→ **Given passage**:
============
Dhamaal () is a 2007 Indian Hindi-language comedy film directed by Indra Kumar and produced by Ashok Thakeria. The film stars Sanjay Dutt, Ritesh Deshmukh, Arshad Warsi, Aashish Chaudhary and Javed Jaffrey in the lead roles while Asrani, Sanjay Mishra, Murli Sharma, Vijay Raaz, Manoj Pahwa, Tiku Talsania and Prem Chopra are featured in supporting roles. It is heavily inspired from the 2001 American comedy film Rat Race directed by Jerry Zucker (which in turn was inspired by Stanley Kramer's 1963 film It's a Mad, Mad, Mad, Mad World). It is the first installment of the Dhamaal film series.

In 2011, the film spawned a sequel, under the title of Double Dhamaal, with the lead cast reprising their roles.

A third reboot sequel, under the name Total Dhamaal was released in February 2019, with only Deshmukh, Warsi and Jaffrey returning with an entirely new cast and a fresh story, having no connections to Dhamaal and Double Dhamaal.

Plot 
Roy (Riteish Deshmukh) is kicked out of his job for not guarding a certain building. Adi (Arshad Warsi) is using a mixtape to play a saxophone. After his audience finds out, they thrash him. Adi's autistic brother Manav (Javed Jaffrey) tries to get a Rs. 50 Banknote back from a guy by reaching his wallet, only for his hand to be stuck in the guy's back pocket, while putting the wallet back after getting the money.The guy soon finds out and thrashes Manav. Boman Contractor (Ashish Chaudhary) accidentally damages his father Nari's (Asrani) car's window, he is then kicked out of his house by Nari. All four of them wind up together in a woman's (Suhasini Mulay) house, where they go partying at nightclubs. In the house however, they're useless, as they don't do anything around and haven't paid their rent yet, after they play pranks on the woman, she kicks them out of the house for not paying their rents and tells them to get a decent job.

Desperate to earn money, they devise up a plan. Adi tells Manav to steal a painting from the house. They decide to sell it to the son of the late Businessman Dwiwedi. However, Manav accidentally picks up a blank painting not knowing the reality. They humorously sell the painting for Rs. 20,000 to Dwiwedi. They then pick up the original painting with the intention to sell it to Mr. Aggarwal, not knowing that he has been murdered. The case is handled by Inspector Gadha Kulkarni (Murli Sharma). He learns that before Mr. Aggrawal was murdered, he was speaking on the phone to somebody and he mentioned the words "horse" and "grass." He interprets these words to be some code language. The four arrive at Agrawal's residence. Kulkarni demands to see the painting. Seeing the horse and grass on the painting, he immediately arrests them.

While driving on the highway, Kulkarni frees the foursomes upon being informed that they are innocent. The four are overjoyed until they suddenly witness a car accident and encounter the dying driver, Don Bose (Prem Chopra). He tells them that he has hidden a treasure of 10 crore in the St. Sebastian garden in Goa under a big 'W'. He tells them to divide the money equally among themselves and then dies. They come across Inspector Kabir Nayak (Sanjay Dutt) who has been trying to arrest Bose for the past ten years. He tries to extract information from the four but in vain, and they escape from there and decide to travel to Goa. Desperate for his promotion, Kabir is determined to capture the four. All four friends steal Boman's car which still belongs to Nari. The friends manage to steal the car but not before hitting Nari on the head and making him unconscious. Roy loses control of the car in a forest and hits it against a tree, breaking both headlights. They decide to spend the night in the car. The next day Kabir is transferred to Yavatmal for failing to capture Bose. Furious, he walks towards his table where Nari is waiting for him to file a complaint against his son for stealing his car. He gives Kabir the photos of Boman and his car. Meanwhile, all four come across a broken bridge which is the only way through the forest. They decide to jump the car but Boman is reluctant to do so. They manage to jump the car to the other side but it crashes and explodes.
============
→ **Dataset content**:
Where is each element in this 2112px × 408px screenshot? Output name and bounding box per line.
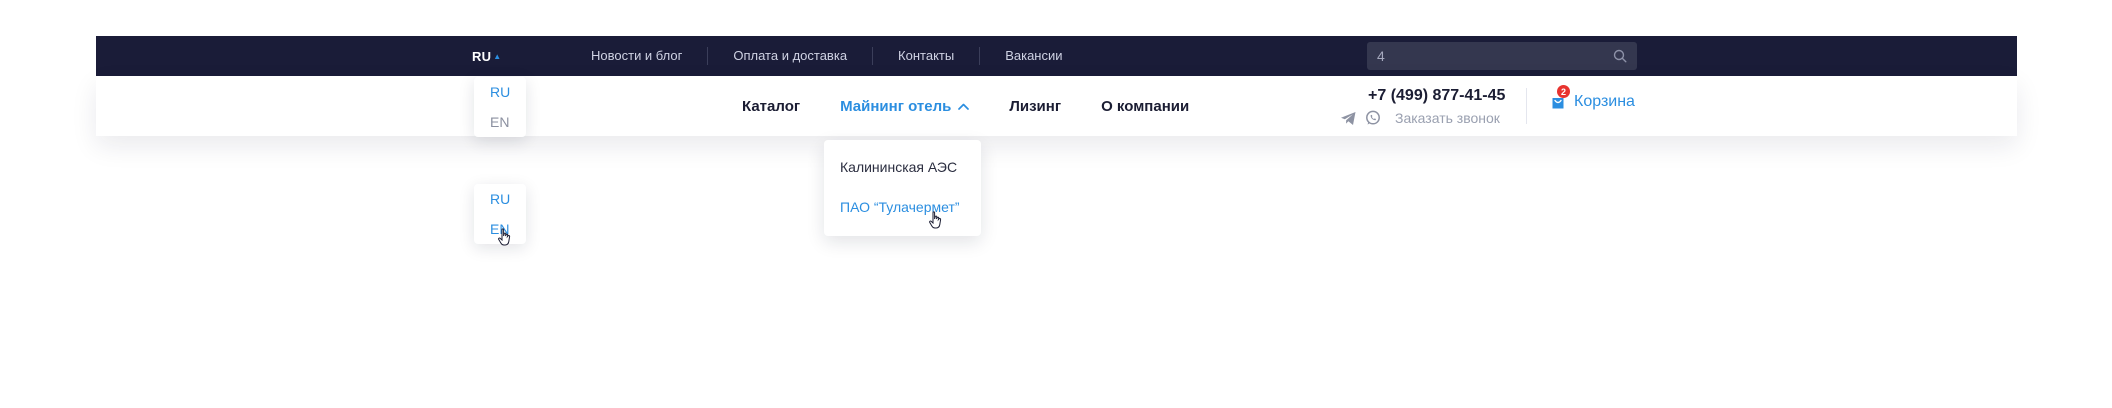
============
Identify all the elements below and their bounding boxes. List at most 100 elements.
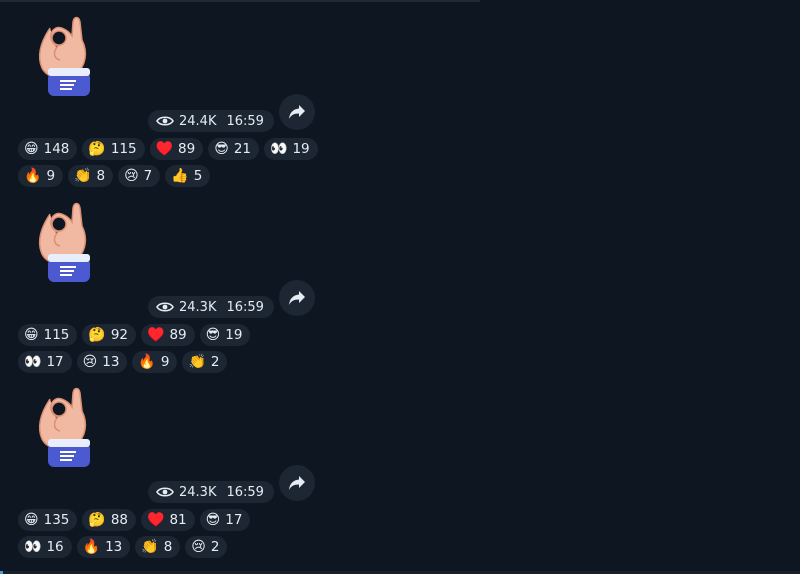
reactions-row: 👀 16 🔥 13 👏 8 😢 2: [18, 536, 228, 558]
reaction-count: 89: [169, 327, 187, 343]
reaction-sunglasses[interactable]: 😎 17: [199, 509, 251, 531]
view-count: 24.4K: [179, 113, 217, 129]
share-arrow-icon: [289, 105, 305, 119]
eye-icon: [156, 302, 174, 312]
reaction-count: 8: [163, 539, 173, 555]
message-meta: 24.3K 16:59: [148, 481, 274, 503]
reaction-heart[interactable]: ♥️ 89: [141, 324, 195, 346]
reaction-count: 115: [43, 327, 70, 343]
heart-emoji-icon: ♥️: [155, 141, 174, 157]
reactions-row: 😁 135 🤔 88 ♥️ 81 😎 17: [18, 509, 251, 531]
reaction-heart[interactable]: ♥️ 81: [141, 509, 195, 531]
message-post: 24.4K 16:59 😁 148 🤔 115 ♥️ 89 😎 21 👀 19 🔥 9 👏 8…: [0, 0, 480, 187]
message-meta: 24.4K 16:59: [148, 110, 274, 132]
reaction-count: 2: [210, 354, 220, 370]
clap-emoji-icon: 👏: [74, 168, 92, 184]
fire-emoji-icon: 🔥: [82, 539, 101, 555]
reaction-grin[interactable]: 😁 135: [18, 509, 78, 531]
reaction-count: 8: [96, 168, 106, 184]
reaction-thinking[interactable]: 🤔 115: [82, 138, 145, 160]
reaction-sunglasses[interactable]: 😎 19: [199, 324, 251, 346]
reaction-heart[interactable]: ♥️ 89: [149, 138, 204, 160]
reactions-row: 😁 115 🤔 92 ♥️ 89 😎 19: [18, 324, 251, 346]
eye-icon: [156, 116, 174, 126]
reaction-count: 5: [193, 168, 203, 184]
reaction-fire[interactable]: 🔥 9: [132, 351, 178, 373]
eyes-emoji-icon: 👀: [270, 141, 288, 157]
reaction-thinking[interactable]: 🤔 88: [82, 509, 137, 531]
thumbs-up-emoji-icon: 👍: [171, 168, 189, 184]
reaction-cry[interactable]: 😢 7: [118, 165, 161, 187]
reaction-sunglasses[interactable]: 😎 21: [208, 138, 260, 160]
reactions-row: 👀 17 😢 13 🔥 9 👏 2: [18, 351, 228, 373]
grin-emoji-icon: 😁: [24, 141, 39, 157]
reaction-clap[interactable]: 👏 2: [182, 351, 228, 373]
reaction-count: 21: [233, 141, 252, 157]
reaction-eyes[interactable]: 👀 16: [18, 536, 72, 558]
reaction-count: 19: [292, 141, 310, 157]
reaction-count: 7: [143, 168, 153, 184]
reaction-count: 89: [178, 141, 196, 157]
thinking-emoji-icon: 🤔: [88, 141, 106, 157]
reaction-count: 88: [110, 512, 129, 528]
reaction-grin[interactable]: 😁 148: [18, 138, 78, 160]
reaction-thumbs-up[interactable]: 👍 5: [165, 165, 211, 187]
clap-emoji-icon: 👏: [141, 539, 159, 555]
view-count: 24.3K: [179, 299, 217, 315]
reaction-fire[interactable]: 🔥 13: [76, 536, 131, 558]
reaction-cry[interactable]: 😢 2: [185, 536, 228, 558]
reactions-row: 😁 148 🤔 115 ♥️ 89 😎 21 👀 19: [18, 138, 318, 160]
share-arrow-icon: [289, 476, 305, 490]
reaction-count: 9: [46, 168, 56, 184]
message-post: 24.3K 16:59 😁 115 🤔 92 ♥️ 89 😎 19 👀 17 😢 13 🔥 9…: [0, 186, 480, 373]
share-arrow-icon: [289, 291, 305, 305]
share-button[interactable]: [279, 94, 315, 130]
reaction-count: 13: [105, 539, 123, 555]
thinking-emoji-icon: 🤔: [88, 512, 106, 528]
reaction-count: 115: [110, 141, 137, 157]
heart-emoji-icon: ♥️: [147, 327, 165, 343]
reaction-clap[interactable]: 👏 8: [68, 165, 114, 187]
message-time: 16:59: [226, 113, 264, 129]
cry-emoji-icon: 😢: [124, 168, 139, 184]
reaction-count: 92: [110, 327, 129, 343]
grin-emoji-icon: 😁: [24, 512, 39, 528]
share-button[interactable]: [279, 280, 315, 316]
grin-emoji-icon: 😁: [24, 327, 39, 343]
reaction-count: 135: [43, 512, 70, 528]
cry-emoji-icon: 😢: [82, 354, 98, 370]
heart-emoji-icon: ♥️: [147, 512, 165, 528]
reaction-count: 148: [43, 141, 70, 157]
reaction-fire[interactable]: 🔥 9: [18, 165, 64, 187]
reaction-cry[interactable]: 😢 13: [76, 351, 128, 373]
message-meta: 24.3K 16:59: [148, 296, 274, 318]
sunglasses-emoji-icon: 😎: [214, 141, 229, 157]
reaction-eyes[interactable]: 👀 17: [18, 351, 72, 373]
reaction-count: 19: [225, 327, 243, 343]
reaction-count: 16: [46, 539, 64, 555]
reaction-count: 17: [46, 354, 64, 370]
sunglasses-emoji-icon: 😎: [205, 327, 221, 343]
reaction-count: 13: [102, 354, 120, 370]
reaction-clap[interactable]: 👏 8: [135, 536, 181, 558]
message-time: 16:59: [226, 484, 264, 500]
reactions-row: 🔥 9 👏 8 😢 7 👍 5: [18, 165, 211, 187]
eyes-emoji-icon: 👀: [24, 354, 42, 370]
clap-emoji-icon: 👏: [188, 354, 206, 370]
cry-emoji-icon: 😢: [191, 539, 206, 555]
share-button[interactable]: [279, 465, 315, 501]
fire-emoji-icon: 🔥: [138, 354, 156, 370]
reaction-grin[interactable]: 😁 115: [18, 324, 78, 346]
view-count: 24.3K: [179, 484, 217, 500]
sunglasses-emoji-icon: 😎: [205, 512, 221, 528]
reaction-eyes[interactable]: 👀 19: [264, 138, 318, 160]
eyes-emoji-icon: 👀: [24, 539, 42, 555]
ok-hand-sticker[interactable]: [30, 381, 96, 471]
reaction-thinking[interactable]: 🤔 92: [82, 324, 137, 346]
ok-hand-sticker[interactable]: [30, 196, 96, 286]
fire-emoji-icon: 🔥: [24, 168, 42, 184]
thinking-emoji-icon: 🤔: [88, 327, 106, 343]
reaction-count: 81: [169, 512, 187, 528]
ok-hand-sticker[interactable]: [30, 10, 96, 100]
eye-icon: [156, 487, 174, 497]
============
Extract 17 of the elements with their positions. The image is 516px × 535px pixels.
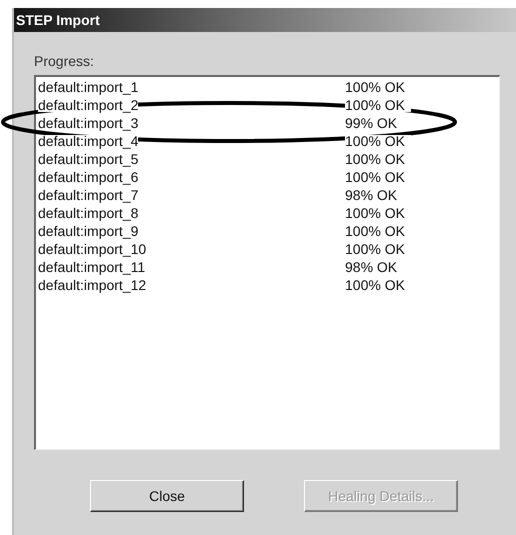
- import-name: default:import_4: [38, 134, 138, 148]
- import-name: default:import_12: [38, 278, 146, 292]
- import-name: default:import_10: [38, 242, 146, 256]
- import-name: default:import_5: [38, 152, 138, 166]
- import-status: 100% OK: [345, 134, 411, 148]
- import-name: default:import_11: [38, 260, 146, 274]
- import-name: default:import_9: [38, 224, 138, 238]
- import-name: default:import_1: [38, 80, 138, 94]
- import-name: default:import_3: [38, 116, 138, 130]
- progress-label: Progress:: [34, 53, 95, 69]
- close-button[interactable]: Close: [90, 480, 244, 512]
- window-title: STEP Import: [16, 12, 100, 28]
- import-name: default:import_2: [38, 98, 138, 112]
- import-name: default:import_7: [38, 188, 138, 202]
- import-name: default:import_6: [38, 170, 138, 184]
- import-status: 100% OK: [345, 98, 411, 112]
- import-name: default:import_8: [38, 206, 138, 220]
============
→ **What to work on**:
1. List every actor the Dhamaal article names as appearing in a supporting role.
2. According to the Dhamaal article, where did Don Bose hide his treasure?
3. Carry the plot summary of the film Dhamaal forward from its final sentence.
The records play no part in the work on this page.

→ **Response list**:
1. Asrani, Sanjay Mishra, Murli Sharma, Vijay Raaz, Manoj Pahwa, Tiku Talsania, Prem Chopra

2. He hid it in the St. Sebastian garden in Goa, under a big 'W'.

3.
Kabir tracks the four down after discovering the destroyed car. He is able to learn the location of the treasure due to Manav's dumbness. He ties all four of them to a tree and sets off. However, they manage to escape and it is revealed that Roy had actually cut the engine wires of Kabir's car so he must have not gone too far. They reach a dhaba and pretend to be detectives. They make the villagers and the dhaba owner believe that Kabir is Pasha, a dangerous gang leader and lures them to capture him for the reward would be Rs. 15 lakhs. Kabir defeats the villagers and he and the four arrive at a settlement – 60% would belong to the four and 40% would belong to Kabir. But Adi insists on having his and Manav's money in separate shares when they were planning to pay Boman as one share for damaging his car. Consequently, a fight ensues and is decided that whoever reaches the treasure first would take all the money.

All four part ways and try to reach Goa as soon as possible. Roy encounters a dacoit Babu Bhai (Sanjay Mishra) and agree to divide the money among themselves provided they reach Goa as soon as possible. Boman also encounters his father. Though Nari initially wants to kill his son, he changes his mind after he learns about the ten crores. Adi and Manav travel together. Kabir nearly escapes death as he hangs off a cliff and is pushed to deal with some school children who were supposed to visit and perform at a charity event. Adi and Manav fail to hitch a ride to take them to Goa until they bump into Iyer, who irritates them throughout the journey by continuously extending his patronymic name while introducing himself. This particular idea was loosely inspired from Arturo Cartoffoli helping Tintin to chase down the Sildavian kidnappers of Professor Calculus in "The Calculus Affair".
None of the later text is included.